◆ EXERCISE GOAL
Take the data below and filter it for lines containing the word "Keyse"; show each line found.

◆ AVAILABLE DATA

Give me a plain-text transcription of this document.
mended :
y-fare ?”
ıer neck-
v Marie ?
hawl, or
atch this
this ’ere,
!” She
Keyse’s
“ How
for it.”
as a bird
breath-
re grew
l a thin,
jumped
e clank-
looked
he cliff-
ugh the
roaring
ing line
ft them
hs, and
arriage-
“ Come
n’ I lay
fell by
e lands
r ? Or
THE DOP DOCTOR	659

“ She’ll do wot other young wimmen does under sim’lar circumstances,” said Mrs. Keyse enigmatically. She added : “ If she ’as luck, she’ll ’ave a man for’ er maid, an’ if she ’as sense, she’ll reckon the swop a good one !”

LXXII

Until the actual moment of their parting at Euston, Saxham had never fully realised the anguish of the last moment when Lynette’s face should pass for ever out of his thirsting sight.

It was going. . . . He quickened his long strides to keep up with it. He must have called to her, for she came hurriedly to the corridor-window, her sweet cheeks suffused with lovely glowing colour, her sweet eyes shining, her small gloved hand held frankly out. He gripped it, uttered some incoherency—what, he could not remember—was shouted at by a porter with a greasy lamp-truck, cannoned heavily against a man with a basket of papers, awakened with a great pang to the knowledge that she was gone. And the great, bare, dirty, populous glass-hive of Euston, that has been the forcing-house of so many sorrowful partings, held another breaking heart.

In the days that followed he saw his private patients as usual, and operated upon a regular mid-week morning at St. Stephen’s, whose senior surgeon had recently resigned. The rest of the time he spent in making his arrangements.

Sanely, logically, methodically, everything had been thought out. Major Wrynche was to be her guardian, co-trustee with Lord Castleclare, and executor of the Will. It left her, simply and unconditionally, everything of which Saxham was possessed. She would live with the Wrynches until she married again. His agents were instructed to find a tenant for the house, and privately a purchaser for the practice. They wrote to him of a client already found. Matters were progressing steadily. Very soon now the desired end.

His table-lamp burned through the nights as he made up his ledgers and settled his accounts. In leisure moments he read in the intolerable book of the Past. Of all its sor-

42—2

◆ TASK ANSWER
Keyse’s
“ She’ll do wot other young wimmen does under sim’lar circumstances,” said Mrs. Keyse enigmatically. She added : “ If she ’as luck, she’ll ’ave a man for’ er maid, an’ if she ’as sense, she’ll reckon the swop a good one !”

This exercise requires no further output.